Excerpts from a figure dataset
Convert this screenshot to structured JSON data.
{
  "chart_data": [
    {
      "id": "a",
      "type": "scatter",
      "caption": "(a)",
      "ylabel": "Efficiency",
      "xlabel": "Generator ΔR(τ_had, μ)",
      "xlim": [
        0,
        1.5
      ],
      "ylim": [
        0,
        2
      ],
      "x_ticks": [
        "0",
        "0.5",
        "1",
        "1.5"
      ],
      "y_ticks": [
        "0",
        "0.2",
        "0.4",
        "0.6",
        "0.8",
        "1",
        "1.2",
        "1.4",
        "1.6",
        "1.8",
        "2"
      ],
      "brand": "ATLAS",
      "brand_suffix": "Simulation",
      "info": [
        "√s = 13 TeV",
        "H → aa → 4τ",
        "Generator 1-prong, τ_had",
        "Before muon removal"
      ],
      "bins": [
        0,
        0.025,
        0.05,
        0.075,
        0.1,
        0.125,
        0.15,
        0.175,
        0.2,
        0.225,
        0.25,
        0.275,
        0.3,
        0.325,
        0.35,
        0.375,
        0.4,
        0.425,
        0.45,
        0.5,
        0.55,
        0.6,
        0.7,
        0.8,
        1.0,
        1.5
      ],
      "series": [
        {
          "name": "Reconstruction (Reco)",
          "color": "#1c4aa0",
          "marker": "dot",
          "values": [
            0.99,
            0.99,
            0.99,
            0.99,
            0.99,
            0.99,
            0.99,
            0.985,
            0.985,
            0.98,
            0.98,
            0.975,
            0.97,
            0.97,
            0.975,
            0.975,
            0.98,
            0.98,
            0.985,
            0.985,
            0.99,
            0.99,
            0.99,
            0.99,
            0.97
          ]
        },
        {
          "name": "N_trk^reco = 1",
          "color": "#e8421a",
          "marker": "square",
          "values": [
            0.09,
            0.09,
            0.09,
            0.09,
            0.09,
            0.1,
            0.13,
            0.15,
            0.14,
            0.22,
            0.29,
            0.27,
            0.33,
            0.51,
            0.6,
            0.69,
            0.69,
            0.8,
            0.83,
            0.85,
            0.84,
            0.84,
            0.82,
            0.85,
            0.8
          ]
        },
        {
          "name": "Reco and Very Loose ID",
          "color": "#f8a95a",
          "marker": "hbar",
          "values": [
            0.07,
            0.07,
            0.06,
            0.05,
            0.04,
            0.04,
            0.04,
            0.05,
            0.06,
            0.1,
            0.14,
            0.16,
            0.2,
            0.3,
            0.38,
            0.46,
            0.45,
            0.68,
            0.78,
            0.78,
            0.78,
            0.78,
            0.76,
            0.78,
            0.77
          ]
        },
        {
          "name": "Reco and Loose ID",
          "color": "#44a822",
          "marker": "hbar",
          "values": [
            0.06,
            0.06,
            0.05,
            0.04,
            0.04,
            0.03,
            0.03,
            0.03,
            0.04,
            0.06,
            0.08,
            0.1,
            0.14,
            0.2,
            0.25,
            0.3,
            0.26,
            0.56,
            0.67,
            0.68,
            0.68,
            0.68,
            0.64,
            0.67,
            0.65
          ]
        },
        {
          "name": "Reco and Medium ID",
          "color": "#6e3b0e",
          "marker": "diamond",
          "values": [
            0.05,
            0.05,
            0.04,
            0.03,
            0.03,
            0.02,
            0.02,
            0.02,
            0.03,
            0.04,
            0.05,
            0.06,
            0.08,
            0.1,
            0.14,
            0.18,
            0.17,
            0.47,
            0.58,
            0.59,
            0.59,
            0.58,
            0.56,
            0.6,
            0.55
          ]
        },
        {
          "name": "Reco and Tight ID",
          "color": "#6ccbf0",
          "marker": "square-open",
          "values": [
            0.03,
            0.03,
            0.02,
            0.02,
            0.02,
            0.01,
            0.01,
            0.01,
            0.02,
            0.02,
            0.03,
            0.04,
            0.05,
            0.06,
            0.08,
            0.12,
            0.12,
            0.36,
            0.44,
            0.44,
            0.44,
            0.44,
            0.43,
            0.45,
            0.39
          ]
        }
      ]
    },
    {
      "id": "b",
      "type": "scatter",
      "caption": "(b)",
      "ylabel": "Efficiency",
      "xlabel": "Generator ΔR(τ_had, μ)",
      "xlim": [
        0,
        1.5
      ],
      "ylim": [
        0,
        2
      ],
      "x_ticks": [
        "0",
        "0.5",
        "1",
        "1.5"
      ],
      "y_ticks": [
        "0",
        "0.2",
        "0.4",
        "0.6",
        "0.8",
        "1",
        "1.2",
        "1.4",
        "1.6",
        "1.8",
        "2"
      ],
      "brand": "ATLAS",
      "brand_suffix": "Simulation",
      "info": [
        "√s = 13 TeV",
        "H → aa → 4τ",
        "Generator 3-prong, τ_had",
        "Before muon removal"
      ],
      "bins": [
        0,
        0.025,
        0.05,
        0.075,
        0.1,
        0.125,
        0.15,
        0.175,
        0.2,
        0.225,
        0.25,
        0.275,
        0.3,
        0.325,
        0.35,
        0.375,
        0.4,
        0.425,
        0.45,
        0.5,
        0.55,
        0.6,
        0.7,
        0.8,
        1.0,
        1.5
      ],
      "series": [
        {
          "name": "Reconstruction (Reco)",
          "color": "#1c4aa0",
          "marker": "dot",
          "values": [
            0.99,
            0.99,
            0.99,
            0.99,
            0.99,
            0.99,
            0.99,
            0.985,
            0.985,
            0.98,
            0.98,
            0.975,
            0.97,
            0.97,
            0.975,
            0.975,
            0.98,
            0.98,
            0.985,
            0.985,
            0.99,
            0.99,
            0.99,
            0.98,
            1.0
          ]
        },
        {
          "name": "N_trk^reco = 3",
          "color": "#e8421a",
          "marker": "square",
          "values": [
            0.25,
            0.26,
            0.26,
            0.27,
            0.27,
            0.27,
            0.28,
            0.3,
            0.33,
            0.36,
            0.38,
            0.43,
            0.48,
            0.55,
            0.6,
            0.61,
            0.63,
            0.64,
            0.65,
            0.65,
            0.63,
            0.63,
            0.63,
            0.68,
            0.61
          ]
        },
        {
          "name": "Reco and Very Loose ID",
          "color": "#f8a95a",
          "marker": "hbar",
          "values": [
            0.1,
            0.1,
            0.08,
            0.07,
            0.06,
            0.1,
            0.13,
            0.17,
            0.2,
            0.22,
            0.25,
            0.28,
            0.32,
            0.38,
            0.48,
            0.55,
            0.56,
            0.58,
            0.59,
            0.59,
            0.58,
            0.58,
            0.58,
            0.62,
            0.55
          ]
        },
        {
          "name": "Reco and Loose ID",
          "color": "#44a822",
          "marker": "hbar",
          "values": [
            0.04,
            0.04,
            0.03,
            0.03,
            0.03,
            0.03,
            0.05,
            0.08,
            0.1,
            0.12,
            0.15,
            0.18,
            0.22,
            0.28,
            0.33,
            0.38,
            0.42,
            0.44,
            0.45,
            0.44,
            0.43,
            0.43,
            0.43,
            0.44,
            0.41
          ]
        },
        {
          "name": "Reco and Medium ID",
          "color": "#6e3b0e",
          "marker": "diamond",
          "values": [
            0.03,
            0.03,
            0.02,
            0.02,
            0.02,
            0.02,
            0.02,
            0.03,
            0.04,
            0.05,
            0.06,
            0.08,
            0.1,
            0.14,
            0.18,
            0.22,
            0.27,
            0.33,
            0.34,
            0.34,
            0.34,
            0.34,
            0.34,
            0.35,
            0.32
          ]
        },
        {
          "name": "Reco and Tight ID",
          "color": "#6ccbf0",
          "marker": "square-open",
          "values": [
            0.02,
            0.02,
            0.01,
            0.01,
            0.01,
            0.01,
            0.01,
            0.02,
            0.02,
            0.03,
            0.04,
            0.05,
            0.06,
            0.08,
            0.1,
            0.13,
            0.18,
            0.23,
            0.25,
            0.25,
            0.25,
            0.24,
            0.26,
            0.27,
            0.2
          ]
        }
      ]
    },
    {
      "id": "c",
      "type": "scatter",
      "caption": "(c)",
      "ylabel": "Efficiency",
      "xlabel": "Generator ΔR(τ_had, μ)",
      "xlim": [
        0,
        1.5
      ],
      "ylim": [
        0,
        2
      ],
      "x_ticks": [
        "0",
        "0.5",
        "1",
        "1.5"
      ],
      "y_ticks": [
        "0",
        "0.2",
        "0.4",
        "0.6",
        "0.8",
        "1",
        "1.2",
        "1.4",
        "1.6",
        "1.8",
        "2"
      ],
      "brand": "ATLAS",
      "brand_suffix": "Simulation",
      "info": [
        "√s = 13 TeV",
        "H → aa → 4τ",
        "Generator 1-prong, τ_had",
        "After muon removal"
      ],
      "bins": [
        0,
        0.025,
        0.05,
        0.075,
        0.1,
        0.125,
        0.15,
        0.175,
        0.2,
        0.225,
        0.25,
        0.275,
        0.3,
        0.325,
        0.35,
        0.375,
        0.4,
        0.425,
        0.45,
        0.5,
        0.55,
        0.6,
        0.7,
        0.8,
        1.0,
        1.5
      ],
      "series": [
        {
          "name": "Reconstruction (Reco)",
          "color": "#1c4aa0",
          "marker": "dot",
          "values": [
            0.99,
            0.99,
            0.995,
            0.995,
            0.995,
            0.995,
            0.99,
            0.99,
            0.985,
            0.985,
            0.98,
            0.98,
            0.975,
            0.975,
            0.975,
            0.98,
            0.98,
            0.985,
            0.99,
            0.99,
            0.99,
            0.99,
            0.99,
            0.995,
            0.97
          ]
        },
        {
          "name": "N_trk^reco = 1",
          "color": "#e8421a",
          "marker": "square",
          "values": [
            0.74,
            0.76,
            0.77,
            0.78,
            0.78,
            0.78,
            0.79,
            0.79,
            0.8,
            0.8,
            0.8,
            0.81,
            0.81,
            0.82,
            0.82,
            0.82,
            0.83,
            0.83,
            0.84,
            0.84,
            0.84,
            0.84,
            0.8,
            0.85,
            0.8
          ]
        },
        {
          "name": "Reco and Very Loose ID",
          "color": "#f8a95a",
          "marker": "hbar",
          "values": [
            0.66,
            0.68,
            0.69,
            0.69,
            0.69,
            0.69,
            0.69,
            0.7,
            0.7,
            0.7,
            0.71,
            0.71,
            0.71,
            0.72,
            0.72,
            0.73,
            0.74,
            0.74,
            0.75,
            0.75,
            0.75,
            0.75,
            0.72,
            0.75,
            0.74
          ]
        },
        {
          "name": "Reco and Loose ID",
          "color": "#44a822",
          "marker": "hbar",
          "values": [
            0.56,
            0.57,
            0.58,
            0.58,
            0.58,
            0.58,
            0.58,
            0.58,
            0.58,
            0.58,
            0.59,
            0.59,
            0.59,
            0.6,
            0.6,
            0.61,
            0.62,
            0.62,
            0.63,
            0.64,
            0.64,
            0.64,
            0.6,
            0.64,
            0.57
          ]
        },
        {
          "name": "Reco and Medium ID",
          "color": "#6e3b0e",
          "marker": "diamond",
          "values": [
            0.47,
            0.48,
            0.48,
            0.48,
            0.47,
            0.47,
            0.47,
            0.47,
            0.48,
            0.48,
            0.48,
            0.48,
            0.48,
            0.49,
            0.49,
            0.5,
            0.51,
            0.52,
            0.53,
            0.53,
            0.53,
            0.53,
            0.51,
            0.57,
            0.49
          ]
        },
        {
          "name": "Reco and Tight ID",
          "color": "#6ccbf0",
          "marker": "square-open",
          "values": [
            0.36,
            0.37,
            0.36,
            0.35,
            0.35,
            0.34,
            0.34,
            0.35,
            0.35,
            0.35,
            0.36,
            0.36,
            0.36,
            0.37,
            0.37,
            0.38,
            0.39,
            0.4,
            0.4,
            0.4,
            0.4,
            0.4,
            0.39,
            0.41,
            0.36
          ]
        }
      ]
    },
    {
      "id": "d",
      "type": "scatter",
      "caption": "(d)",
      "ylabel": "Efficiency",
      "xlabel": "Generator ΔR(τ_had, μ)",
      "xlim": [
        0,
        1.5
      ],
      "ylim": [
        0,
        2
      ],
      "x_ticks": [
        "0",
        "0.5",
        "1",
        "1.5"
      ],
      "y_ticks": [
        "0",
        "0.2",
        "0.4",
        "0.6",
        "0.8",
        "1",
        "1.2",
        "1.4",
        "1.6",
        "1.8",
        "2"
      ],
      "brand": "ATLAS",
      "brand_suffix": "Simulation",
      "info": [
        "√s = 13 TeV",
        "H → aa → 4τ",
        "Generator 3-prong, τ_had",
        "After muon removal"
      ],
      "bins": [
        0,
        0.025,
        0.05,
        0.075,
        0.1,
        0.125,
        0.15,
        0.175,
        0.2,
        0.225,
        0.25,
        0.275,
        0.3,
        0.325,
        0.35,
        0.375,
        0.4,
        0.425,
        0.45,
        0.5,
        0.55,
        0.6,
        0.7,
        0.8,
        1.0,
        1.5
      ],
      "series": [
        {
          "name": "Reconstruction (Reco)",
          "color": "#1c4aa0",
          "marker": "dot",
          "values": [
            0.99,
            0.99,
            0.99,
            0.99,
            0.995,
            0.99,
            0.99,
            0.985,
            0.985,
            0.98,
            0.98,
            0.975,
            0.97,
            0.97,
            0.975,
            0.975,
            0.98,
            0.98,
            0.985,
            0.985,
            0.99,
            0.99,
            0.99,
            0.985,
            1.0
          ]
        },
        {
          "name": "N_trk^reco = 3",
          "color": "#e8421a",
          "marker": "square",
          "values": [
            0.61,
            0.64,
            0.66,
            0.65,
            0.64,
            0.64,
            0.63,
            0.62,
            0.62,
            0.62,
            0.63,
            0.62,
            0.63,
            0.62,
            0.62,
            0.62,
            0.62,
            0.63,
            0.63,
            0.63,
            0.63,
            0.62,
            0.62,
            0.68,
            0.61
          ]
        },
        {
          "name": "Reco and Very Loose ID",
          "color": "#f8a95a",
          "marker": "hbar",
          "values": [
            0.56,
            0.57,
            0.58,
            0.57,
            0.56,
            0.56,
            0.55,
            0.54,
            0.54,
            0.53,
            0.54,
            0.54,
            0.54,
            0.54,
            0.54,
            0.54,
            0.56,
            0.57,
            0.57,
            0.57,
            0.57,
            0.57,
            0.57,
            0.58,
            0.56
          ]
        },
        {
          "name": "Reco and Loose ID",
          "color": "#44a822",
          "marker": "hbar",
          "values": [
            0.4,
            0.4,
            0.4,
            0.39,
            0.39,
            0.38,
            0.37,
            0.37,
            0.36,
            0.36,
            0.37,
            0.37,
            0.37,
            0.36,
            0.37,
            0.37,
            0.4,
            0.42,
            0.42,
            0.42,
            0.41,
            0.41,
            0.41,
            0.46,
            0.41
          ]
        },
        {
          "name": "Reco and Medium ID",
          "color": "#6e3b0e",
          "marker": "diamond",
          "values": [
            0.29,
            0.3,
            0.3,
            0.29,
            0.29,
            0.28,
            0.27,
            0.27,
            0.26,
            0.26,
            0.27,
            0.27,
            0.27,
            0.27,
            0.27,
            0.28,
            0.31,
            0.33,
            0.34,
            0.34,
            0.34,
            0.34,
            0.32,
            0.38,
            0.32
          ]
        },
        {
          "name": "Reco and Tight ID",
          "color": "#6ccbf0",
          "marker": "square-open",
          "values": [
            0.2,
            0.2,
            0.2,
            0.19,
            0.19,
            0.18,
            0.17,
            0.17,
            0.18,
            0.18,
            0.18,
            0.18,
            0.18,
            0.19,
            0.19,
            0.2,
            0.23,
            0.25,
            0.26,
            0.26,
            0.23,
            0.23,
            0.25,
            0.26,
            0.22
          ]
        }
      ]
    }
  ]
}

Your task: Find the string "caption" in the listing and return every line that holds it.

Answer to the problem:
      "caption": "(a)",
      "caption": "(b)",
      "caption": "(c)",
      "caption": "(d)",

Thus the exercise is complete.